_Given exercise:_
Go through the lines below and copy each one that holds the string "expression".
#### Entries shown
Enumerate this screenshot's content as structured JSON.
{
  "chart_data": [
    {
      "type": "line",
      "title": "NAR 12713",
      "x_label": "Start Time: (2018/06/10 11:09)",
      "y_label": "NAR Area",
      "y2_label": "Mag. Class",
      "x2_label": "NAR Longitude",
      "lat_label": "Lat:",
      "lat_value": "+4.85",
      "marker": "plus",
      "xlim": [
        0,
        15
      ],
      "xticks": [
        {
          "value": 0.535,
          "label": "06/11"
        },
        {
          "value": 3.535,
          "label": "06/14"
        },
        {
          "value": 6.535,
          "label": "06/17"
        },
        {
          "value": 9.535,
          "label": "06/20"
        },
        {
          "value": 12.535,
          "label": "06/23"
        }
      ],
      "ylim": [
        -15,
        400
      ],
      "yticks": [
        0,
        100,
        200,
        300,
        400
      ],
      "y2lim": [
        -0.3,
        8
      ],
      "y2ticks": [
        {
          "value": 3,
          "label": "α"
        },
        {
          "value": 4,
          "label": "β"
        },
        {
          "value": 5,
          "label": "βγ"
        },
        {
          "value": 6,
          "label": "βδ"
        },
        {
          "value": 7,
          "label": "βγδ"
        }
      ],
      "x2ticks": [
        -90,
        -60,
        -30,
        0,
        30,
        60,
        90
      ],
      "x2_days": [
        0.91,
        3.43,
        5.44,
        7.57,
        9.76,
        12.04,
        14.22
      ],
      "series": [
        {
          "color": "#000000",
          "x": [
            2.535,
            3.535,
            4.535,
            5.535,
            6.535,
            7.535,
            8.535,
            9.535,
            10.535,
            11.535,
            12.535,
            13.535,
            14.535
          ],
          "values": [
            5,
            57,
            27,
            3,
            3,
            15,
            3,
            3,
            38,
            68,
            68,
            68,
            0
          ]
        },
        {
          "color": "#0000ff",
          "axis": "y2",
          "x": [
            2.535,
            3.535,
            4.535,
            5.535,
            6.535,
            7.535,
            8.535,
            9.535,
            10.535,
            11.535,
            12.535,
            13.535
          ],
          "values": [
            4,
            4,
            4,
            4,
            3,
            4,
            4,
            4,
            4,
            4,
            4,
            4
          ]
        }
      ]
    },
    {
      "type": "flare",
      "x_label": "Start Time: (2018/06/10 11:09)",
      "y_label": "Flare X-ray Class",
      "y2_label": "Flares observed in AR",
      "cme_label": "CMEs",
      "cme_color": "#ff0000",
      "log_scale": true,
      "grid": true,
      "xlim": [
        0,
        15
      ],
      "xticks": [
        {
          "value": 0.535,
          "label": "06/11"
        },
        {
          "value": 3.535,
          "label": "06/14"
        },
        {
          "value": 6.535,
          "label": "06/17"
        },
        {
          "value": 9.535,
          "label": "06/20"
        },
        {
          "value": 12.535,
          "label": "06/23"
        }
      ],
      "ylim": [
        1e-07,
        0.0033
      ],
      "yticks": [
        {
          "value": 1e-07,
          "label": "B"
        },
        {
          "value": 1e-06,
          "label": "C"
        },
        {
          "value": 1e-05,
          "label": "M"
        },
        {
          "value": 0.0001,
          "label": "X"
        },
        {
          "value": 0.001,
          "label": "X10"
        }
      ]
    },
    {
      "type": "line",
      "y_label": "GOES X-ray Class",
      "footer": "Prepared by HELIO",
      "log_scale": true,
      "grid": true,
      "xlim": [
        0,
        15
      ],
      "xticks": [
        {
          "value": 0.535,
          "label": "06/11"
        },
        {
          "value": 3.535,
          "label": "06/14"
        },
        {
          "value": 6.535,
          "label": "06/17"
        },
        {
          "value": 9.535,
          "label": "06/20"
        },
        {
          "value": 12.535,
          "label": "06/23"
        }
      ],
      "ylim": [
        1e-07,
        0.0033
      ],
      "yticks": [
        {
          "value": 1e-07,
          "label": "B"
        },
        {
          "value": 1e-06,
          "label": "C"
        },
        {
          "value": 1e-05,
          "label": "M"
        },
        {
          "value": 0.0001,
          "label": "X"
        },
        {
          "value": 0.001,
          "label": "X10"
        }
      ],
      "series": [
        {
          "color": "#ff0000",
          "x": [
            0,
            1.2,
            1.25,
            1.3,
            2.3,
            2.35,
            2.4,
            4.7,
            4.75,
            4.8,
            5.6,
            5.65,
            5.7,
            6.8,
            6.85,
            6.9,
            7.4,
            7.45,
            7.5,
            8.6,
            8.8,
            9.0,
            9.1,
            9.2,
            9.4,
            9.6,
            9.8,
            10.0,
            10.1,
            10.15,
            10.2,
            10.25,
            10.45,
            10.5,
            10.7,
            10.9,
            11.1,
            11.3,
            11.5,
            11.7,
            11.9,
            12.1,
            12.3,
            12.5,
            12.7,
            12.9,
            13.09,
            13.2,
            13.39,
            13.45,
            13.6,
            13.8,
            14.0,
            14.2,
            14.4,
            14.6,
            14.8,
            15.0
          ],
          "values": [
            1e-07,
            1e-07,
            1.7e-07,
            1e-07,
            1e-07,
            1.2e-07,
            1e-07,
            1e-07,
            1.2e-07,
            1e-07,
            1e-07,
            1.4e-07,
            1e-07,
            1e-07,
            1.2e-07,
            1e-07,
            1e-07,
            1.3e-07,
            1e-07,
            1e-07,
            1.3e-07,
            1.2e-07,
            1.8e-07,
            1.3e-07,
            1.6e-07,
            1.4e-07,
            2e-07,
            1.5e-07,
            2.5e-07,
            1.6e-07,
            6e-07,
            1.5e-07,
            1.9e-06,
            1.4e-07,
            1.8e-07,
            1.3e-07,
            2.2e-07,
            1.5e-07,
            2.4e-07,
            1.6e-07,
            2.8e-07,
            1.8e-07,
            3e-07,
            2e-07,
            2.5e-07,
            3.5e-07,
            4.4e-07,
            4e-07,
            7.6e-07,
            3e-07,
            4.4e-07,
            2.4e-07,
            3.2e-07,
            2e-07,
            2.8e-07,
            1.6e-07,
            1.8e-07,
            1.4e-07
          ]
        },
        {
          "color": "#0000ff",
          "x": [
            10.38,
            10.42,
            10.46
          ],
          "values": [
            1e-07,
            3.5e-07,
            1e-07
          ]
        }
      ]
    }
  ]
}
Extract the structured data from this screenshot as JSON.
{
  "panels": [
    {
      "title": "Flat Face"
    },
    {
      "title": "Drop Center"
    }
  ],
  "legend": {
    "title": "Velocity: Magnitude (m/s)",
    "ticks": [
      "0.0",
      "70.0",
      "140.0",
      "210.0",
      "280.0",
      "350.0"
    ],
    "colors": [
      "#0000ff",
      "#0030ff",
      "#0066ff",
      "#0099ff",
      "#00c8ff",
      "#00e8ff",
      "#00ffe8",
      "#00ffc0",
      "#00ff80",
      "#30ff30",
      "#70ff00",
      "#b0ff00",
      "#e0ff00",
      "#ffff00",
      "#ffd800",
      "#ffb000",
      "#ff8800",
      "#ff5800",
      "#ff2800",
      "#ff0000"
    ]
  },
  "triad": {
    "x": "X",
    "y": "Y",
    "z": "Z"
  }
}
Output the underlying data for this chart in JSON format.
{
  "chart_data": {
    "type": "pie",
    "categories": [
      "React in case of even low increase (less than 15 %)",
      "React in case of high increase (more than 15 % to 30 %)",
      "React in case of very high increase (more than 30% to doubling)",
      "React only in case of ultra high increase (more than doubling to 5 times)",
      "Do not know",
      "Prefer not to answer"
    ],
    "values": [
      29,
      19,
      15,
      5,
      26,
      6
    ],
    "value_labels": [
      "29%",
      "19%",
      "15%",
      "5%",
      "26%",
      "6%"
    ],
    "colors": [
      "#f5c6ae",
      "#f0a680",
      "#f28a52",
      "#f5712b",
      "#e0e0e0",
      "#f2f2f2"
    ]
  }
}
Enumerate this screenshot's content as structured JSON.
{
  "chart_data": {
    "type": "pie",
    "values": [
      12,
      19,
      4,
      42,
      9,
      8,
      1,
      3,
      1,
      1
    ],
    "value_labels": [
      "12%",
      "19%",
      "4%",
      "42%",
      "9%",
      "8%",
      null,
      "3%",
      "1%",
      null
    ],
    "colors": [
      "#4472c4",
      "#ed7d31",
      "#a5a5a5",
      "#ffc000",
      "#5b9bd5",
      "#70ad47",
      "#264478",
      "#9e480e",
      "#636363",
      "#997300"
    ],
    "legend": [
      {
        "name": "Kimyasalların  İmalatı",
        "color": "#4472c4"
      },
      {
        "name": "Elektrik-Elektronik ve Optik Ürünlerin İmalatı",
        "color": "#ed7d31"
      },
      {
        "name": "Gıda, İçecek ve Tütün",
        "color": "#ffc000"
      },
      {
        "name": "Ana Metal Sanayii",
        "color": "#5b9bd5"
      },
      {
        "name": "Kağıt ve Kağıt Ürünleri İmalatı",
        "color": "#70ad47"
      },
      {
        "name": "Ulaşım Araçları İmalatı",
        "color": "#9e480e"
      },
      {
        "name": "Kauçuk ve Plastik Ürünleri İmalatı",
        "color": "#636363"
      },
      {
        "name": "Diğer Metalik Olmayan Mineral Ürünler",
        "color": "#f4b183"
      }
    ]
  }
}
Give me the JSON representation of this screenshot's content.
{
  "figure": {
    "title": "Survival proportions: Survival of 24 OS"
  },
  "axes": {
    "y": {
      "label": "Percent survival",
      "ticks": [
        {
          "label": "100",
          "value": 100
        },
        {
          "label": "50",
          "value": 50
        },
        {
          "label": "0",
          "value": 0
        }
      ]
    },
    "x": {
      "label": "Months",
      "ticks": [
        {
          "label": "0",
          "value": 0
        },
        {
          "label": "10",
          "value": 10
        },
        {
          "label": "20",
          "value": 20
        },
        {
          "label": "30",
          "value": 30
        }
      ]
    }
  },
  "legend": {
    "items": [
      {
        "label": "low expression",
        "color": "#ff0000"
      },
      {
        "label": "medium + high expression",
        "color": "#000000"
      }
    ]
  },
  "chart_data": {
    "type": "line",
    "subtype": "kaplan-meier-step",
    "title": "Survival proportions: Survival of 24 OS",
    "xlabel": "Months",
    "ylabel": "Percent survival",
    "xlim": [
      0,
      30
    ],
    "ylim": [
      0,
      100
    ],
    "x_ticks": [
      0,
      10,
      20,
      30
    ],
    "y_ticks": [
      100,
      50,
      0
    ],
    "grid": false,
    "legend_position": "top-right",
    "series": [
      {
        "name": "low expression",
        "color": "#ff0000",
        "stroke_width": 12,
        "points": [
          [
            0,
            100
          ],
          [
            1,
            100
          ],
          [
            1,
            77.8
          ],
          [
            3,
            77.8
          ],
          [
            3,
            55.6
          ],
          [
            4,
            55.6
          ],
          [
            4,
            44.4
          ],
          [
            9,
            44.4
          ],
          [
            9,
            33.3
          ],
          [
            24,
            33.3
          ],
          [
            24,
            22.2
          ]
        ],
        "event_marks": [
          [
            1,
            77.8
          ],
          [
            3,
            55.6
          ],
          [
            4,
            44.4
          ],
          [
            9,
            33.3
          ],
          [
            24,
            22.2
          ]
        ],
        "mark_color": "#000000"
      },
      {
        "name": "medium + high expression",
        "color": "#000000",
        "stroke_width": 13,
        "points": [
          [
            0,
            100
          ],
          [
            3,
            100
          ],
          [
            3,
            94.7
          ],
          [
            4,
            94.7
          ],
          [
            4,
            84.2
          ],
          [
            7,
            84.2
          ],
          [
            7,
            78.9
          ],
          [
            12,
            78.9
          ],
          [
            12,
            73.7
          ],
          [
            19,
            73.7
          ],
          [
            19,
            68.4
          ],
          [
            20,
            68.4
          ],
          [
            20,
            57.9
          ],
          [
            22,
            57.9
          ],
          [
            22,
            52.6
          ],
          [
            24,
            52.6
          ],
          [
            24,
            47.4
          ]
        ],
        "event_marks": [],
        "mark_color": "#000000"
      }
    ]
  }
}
########
_The output:_
        "label": "low expression",
        "label": "medium + high expression",
        "name": "low expression",
        "name": "medium + high expression",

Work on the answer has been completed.